* Begin *

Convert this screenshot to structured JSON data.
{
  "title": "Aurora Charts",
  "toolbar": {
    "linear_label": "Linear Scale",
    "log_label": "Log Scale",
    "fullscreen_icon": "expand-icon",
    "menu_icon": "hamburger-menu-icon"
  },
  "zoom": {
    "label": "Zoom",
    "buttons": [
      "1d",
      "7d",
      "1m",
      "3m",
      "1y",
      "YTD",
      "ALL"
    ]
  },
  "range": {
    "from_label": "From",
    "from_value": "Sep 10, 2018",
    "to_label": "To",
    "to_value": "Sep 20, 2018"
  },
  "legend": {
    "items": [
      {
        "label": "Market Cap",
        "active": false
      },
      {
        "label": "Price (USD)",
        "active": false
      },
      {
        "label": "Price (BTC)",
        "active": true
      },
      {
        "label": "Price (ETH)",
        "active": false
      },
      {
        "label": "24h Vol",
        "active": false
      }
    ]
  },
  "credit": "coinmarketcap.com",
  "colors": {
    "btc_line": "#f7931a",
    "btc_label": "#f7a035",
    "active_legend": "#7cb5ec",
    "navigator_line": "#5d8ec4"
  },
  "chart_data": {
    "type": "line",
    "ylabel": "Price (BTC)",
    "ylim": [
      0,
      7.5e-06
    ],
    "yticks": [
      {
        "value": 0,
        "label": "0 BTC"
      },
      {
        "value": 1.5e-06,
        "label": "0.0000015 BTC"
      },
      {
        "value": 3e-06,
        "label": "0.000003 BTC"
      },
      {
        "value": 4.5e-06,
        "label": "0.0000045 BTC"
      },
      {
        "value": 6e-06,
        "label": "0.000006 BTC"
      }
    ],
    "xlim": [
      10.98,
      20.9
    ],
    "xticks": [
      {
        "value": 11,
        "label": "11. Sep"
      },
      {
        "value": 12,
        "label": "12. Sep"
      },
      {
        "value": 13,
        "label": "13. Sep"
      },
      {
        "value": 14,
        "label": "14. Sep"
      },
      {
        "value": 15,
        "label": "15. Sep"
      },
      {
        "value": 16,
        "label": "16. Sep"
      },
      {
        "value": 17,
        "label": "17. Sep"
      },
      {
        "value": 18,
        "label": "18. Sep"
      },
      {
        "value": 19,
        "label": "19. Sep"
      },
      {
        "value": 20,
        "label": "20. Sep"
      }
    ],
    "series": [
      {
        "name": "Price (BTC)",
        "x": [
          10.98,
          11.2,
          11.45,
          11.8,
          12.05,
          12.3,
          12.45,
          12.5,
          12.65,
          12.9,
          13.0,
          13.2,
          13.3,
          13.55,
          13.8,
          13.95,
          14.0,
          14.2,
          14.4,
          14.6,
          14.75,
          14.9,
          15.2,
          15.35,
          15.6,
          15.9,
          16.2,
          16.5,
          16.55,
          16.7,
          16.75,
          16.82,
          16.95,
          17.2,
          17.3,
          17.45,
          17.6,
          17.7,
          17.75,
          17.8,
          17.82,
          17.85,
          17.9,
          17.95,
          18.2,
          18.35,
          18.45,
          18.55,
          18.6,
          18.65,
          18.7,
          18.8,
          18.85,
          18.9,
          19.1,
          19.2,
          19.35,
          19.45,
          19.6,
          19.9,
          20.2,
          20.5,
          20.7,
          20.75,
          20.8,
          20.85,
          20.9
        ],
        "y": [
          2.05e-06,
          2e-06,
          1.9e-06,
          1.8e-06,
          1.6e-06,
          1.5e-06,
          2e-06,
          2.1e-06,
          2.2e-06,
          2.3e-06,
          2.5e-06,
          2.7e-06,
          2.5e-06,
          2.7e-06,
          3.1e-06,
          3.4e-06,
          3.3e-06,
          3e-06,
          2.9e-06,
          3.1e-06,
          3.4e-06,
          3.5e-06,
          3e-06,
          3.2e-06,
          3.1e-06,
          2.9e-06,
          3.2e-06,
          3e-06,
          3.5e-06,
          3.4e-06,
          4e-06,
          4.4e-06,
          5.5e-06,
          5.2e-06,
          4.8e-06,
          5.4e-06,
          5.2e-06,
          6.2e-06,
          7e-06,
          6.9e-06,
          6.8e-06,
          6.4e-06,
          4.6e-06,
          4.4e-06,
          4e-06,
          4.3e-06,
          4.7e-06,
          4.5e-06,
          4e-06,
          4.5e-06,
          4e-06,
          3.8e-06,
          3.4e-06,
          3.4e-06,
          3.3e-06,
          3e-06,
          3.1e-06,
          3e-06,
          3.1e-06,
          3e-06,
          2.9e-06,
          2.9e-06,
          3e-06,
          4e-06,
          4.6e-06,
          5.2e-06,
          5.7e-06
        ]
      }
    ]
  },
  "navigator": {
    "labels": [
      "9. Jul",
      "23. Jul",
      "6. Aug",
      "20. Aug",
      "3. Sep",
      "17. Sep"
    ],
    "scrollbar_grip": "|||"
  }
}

* End *

**SHORT PROBLEM**
Copy out every line that includes the word "Scale".

**PROBLEM SOLUTION**
    "linear_label": "Linear Scale",
    "log_label": "Log Scale",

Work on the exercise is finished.